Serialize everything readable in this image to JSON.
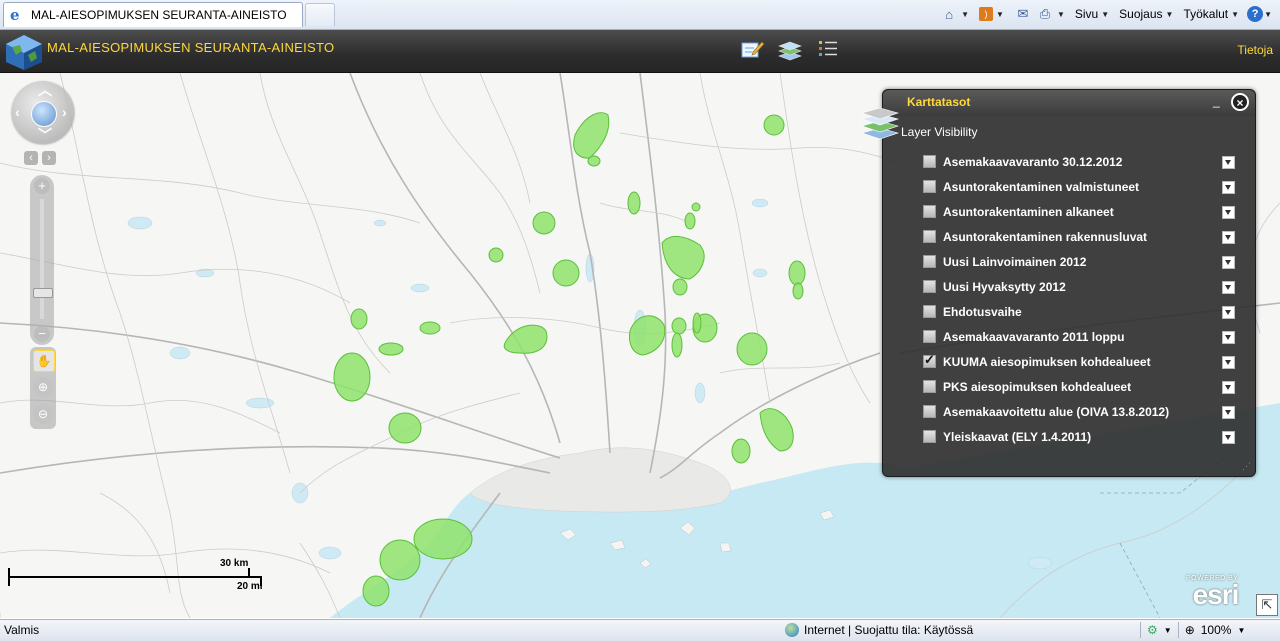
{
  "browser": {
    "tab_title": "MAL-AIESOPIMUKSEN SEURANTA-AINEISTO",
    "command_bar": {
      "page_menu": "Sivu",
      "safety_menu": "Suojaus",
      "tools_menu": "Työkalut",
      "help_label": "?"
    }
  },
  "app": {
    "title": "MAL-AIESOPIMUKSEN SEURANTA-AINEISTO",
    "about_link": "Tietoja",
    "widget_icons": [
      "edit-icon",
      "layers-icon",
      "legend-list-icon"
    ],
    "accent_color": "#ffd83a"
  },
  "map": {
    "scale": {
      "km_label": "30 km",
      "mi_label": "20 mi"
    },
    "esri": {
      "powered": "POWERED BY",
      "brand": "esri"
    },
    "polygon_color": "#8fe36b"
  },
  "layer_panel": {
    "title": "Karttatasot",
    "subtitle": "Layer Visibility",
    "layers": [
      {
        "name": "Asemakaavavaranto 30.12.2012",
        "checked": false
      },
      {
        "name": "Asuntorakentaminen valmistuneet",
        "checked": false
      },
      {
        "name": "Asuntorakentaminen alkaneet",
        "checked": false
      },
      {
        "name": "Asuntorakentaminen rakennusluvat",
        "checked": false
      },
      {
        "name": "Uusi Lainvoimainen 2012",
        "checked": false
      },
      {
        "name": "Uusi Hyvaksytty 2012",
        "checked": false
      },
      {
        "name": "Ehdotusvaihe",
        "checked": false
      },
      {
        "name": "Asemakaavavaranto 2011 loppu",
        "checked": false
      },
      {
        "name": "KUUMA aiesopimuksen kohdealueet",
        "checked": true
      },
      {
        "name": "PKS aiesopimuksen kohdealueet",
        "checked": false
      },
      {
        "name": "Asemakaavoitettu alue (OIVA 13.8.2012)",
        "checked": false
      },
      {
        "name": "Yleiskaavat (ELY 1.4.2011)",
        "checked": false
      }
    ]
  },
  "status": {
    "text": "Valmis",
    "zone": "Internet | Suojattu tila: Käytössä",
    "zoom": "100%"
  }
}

Do this:
Extract the full listing exactly, with the pictures left out.

Solution to the exercise:
Serialize everything readable in this image to JSON.
{
  "browser": {
    "tab_title": "MAL-AIESOPIMUKSEN SEURANTA-AINEISTO",
    "command_bar": {
      "page_menu": "Sivu",
      "safety_menu": "Suojaus",
      "tools_menu": "Työkalut",
      "help_label": "?"
    }
  },
  "app": {
    "title": "MAL-AIESOPIMUKSEN SEURANTA-AINEISTO",
    "about_link": "Tietoja",
    "widget_icons": [
      "edit-icon",
      "layers-icon",
      "legend-list-icon"
    ],
    "accent_color": "#ffd83a"
  },
  "map": {
    "scale": {
      "km_label": "30 km",
      "mi_label": "20 mi"
    },
    "esri": {
      "powered": "POWERED BY",
      "brand": "esri"
    },
    "polygon_color": "#8fe36b"
  },
  "layer_panel": {
    "title": "Karttatasot",
    "subtitle": "Layer Visibility",
    "layers": [
      {
        "name": "Asemakaavavaranto 30.12.2012",
        "checked": false
      },
      {
        "name": "Asuntorakentaminen valmistuneet",
        "checked": false
      },
      {
        "name": "Asuntorakentaminen alkaneet",
        "checked": false
      },
      {
        "name": "Asuntorakentaminen rakennusluvat",
        "checked": false
      },
      {
        "name": "Uusi Lainvoimainen 2012",
        "checked": false
      },
      {
        "name": "Uusi Hyvaksytty 2012",
        "checked": false
      },
      {
        "name": "Ehdotusvaihe",
        "checked": false
      },
      {
        "name": "Asemakaavavaranto 2011 loppu",
        "checked": false
      },
      {
        "name": "KUUMA aiesopimuksen kohdealueet",
        "checked": true
      },
      {
        "name": "PKS aiesopimuksen kohdealueet",
        "checked": false
      },
      {
        "name": "Asemakaavoitettu alue (OIVA 13.8.2012)",
        "checked": false
      },
      {
        "name": "Yleiskaavat (ELY 1.4.2011)",
        "checked": false
      }
    ]
  },
  "status": {
    "text": "Valmis",
    "zone": "Internet | Suojattu tila: Käytössä",
    "zoom": "100%"
  }
}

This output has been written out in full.